╭─ GIVEN INFORMATION

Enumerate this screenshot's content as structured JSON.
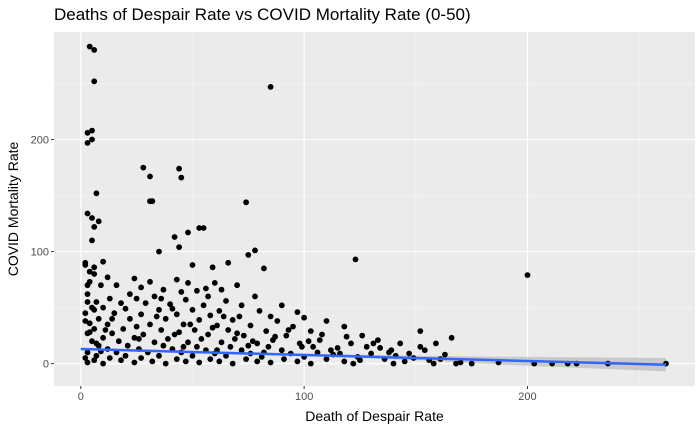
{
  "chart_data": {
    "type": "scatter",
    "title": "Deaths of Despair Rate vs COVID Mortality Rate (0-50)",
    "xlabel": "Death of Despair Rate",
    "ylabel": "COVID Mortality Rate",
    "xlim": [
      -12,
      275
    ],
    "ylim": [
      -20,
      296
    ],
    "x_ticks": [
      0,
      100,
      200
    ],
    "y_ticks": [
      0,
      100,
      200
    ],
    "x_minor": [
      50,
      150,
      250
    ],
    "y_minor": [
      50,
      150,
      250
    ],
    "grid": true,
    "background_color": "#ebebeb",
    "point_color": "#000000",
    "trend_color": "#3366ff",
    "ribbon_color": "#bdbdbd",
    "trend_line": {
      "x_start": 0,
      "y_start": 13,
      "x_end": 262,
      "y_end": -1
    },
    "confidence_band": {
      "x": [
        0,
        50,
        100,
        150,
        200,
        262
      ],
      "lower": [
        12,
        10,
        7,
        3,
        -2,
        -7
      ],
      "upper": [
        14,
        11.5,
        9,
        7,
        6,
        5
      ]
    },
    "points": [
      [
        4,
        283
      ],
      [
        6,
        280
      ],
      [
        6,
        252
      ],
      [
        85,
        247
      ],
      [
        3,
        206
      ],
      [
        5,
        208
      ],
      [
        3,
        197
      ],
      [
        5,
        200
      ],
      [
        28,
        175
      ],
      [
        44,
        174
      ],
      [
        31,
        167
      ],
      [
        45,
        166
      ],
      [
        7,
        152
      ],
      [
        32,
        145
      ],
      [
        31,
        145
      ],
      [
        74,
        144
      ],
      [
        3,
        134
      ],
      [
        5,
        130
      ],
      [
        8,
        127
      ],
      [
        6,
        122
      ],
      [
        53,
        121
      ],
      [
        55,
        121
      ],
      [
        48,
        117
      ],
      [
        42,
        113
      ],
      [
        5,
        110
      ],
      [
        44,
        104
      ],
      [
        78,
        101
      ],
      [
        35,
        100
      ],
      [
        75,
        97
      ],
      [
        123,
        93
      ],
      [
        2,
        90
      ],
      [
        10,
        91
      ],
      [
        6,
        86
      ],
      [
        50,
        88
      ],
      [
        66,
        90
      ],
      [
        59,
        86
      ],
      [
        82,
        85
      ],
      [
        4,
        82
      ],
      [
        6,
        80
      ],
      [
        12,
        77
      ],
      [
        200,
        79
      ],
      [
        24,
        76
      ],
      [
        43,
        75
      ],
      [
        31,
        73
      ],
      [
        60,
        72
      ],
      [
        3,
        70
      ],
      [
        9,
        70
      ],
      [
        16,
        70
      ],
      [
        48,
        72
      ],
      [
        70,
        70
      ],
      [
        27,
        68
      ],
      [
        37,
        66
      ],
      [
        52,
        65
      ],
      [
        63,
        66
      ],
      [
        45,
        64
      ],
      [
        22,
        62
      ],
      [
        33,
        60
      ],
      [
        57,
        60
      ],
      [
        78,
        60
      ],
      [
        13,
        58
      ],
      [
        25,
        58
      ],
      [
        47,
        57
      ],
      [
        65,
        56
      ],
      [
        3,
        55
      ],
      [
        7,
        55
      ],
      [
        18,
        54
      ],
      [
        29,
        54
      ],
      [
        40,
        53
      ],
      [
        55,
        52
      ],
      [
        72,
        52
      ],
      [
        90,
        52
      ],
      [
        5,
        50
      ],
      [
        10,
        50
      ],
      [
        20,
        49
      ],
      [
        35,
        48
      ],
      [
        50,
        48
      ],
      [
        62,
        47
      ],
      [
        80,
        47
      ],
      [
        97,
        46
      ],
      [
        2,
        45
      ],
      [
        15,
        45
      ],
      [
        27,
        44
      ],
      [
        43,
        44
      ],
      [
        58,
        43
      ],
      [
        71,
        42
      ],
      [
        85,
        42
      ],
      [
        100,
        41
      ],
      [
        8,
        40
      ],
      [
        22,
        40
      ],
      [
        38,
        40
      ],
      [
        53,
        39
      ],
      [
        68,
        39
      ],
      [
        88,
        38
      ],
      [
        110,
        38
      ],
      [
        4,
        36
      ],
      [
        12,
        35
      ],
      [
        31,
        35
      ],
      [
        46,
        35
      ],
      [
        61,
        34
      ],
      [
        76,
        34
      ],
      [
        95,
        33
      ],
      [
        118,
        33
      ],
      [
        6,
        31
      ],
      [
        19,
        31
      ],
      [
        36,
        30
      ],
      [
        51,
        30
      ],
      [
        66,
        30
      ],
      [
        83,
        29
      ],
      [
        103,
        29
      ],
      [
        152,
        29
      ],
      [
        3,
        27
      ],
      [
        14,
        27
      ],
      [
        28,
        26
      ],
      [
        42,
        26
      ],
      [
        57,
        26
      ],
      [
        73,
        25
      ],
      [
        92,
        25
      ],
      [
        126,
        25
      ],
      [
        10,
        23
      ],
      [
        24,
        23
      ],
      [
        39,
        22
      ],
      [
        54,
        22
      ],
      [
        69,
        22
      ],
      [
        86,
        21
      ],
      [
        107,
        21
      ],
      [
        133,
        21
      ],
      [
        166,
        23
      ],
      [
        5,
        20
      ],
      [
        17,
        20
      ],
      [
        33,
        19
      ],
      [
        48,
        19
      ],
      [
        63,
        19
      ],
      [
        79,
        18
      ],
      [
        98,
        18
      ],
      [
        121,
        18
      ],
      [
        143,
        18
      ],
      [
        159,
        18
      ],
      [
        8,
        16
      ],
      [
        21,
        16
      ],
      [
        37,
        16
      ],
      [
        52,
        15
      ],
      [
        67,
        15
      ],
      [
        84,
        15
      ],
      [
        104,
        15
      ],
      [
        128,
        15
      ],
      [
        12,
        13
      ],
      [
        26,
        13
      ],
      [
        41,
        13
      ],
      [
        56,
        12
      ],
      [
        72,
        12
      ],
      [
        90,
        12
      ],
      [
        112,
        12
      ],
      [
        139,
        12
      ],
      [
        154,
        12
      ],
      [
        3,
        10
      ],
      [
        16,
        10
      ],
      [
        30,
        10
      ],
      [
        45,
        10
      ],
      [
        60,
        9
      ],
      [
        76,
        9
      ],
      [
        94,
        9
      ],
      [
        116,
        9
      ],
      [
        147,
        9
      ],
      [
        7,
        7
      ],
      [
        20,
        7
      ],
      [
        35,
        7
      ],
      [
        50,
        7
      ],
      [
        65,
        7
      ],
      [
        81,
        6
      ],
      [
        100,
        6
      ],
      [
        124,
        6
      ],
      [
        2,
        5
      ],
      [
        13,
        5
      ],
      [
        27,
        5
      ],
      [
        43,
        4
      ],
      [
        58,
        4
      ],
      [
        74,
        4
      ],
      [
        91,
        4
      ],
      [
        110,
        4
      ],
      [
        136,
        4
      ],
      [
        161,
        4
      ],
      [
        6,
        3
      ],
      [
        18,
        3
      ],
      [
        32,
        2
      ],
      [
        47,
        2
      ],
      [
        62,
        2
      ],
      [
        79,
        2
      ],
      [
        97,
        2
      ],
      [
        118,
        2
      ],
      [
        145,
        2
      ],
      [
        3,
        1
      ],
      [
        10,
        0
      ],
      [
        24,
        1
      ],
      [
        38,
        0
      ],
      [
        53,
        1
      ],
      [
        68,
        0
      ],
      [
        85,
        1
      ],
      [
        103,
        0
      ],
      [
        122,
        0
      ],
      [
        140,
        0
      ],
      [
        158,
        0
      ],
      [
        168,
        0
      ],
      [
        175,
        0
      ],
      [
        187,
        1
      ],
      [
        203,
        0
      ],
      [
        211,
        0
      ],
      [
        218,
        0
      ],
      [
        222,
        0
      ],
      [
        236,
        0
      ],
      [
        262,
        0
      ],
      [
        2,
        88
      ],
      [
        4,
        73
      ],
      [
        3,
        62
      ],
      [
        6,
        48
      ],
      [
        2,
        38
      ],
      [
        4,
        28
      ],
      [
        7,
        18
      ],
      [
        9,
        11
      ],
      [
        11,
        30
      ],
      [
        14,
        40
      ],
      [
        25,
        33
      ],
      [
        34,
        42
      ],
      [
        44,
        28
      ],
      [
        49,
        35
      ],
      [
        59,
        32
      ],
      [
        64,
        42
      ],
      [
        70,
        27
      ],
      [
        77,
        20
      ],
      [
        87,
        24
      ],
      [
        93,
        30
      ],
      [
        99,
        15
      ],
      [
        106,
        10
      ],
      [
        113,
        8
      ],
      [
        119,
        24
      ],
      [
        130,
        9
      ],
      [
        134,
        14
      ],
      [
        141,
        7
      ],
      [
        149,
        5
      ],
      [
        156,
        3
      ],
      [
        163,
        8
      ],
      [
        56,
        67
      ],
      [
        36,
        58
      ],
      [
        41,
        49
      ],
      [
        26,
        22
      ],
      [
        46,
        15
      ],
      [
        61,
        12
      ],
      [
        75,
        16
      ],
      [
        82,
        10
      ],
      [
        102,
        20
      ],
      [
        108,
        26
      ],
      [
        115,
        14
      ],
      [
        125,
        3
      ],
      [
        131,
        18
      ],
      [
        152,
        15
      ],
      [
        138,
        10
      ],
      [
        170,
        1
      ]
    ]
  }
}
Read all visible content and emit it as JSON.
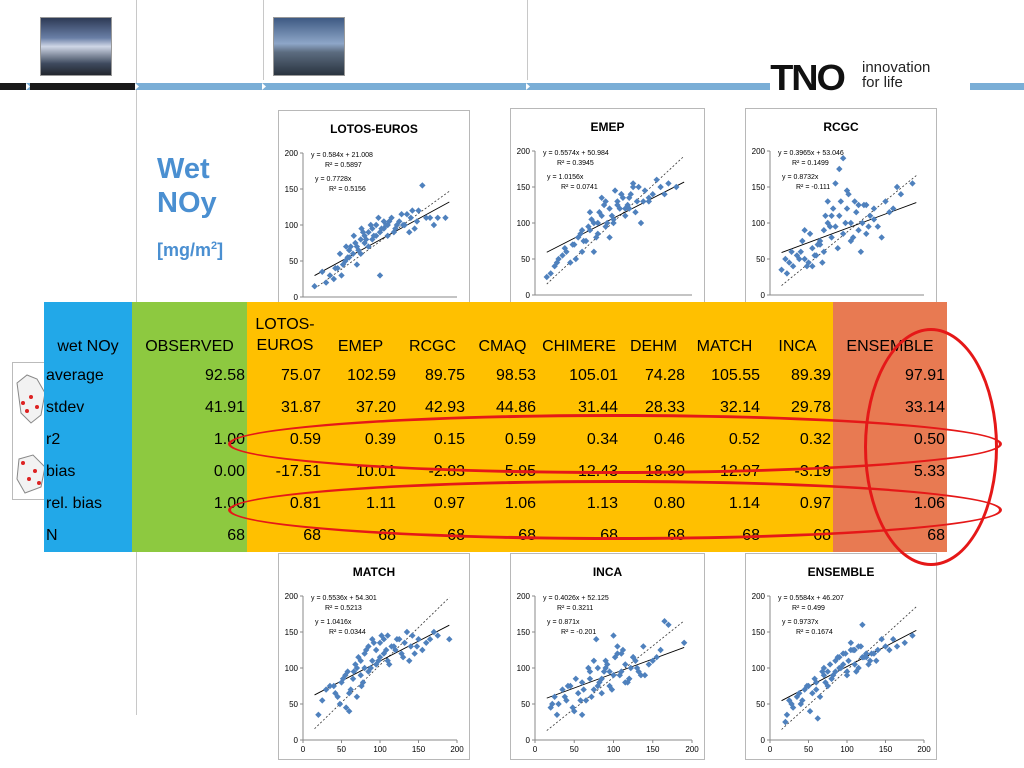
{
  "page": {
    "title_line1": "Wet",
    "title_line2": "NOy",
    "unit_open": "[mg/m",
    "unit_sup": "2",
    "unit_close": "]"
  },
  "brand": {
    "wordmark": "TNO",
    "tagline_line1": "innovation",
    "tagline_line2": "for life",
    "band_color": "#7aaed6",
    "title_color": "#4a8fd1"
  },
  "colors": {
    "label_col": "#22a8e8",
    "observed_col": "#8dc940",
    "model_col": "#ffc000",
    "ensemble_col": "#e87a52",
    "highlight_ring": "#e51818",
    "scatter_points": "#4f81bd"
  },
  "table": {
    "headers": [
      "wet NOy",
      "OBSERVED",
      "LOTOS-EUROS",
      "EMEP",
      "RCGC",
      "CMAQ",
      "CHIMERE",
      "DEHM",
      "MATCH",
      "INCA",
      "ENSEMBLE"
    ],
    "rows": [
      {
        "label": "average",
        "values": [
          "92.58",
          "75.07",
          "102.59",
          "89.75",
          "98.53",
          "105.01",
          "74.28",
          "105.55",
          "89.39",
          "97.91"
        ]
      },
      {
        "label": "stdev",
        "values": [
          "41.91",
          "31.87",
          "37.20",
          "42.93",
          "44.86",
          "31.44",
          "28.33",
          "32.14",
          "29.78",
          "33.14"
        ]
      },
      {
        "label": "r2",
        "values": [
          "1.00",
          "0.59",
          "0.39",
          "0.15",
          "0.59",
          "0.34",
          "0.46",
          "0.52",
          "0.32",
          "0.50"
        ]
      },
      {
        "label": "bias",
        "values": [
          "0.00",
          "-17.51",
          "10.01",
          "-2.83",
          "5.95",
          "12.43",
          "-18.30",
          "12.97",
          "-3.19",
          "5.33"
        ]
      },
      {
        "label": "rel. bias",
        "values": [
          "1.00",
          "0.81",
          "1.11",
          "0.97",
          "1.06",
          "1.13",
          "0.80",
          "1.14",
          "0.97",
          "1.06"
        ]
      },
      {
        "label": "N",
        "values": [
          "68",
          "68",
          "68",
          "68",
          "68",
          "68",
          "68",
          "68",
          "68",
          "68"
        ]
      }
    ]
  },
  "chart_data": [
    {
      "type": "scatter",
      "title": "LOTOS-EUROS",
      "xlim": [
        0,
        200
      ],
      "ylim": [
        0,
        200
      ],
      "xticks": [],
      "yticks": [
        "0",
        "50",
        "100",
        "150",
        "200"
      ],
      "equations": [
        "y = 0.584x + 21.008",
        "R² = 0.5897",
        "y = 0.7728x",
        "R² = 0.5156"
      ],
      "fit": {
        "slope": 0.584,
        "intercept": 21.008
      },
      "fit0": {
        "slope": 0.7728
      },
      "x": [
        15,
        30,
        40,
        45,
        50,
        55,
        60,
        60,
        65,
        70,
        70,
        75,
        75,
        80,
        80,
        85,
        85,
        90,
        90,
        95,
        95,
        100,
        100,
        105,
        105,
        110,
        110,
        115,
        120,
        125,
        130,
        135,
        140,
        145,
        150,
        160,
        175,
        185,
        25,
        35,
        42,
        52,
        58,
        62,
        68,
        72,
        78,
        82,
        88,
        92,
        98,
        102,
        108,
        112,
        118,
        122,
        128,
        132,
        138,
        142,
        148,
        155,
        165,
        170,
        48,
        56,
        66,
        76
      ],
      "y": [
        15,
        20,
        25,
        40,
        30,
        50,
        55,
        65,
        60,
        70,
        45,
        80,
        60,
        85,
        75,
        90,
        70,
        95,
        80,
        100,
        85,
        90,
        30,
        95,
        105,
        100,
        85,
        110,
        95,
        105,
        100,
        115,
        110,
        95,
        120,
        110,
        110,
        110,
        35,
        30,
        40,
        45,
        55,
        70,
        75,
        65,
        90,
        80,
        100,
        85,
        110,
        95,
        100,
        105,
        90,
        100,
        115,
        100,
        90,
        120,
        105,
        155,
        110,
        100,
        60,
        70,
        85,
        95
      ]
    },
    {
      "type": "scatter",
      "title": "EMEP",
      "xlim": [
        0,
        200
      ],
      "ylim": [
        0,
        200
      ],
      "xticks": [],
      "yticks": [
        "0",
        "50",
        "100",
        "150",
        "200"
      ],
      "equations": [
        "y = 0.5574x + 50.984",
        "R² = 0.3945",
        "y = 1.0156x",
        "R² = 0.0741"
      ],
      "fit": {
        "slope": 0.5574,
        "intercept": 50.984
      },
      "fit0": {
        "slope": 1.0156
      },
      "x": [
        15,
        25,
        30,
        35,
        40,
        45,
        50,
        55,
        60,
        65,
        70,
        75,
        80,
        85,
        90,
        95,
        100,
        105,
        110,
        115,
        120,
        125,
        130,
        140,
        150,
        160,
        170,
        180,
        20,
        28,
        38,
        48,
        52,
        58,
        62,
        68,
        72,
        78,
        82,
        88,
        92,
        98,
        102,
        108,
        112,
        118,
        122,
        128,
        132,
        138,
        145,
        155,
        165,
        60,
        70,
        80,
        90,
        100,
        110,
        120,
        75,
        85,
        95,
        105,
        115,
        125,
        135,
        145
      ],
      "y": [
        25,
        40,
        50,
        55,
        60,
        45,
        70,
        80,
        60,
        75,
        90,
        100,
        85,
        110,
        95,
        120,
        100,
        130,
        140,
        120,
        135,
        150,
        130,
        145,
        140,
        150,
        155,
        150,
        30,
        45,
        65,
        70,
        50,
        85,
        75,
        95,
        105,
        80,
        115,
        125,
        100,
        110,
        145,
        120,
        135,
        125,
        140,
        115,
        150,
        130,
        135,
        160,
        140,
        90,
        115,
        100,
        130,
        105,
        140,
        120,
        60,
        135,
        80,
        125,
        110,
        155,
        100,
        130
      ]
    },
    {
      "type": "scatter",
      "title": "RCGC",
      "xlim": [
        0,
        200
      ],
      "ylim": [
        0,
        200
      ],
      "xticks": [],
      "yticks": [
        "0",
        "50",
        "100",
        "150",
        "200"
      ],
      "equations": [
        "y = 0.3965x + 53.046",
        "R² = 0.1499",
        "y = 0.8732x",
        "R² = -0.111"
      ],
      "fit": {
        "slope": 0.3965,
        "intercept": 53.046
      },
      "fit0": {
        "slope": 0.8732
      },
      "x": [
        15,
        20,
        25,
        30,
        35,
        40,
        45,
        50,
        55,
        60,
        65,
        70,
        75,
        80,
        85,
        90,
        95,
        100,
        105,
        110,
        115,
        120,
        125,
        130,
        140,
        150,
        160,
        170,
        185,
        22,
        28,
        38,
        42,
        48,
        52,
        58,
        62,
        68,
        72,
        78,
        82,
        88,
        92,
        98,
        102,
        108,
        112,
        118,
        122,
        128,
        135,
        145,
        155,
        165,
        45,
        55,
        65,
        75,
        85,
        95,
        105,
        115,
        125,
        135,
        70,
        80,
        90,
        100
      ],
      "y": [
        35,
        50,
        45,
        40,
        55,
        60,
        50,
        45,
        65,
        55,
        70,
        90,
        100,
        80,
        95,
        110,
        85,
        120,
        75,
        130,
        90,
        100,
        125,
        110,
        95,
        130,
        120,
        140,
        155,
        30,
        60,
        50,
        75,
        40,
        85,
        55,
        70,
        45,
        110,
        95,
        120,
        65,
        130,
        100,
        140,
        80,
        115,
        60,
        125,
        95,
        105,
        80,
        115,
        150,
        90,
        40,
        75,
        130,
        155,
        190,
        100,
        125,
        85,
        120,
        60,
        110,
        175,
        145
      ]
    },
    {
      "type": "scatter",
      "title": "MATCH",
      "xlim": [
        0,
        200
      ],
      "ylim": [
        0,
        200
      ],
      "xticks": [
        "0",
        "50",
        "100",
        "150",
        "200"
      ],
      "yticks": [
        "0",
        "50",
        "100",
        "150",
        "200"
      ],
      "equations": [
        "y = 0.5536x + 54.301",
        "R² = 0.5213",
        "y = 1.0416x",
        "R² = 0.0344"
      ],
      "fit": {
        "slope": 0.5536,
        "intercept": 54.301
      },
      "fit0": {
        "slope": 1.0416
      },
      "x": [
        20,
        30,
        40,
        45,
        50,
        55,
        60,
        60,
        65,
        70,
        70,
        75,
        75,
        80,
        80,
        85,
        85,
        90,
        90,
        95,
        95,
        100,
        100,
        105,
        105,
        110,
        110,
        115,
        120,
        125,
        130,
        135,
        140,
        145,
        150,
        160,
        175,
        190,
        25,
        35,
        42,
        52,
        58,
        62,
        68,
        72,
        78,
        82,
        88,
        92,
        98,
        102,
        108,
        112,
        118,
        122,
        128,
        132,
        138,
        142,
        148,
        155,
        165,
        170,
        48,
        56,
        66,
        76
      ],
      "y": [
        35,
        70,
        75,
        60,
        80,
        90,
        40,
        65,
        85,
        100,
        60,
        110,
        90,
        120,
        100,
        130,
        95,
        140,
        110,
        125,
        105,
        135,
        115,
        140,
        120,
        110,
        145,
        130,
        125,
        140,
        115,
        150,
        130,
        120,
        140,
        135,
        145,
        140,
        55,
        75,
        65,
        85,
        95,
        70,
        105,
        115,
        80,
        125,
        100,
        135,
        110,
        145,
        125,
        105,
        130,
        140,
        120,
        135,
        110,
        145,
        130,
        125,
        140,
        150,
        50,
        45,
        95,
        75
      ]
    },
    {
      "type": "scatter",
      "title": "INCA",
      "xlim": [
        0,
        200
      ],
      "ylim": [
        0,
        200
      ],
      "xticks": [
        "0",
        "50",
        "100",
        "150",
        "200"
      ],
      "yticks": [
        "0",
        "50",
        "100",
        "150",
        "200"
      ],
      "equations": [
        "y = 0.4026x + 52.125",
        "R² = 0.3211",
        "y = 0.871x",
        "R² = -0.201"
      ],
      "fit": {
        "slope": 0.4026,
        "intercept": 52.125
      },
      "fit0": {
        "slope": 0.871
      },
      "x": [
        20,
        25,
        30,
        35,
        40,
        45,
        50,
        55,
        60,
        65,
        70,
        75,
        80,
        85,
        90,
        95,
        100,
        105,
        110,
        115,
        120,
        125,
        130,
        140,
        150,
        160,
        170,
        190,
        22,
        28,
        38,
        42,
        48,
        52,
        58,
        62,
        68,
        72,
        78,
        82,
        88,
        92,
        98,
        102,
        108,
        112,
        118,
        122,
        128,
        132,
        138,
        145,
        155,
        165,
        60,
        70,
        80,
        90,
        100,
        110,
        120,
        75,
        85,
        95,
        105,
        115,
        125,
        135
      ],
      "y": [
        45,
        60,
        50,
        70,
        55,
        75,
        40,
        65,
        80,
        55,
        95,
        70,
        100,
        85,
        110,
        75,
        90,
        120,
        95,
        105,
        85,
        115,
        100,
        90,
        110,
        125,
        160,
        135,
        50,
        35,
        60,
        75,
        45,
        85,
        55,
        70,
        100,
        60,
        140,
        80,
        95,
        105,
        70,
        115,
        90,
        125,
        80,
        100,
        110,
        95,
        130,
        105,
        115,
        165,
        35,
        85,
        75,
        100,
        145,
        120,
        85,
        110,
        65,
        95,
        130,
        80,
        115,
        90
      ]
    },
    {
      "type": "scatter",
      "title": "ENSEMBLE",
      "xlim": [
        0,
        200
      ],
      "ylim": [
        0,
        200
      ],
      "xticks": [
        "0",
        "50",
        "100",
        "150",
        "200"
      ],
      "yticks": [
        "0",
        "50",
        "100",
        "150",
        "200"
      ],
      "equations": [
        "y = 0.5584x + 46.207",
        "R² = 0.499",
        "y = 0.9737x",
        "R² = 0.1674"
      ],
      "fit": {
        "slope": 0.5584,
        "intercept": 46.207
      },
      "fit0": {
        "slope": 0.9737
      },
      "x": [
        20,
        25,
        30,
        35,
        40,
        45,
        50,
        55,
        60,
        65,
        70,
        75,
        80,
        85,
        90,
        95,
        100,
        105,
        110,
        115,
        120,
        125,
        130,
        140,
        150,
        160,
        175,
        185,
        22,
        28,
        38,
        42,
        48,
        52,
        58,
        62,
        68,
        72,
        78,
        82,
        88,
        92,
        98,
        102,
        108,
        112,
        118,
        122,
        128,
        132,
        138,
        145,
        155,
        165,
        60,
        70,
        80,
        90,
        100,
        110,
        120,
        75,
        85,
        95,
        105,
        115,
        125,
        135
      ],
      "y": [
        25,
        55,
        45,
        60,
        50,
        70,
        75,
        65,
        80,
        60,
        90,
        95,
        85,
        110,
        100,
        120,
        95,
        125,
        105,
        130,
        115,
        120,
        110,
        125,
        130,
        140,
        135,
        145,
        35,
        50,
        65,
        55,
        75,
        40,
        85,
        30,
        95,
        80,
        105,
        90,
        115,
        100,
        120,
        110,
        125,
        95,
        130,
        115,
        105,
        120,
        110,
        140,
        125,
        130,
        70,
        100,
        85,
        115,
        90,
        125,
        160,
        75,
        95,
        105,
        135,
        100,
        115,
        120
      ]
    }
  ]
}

╰─

• [EXERCISE DETAILS] Select all lines in the listing above where the word "intercept" appears, and show them.

• [THE ANSWER]
        "intercept": 21.008
        "intercept": 50.984
        "intercept": 53.046
        "intercept": 54.301
        "intercept": 52.125
        "intercept": 46.207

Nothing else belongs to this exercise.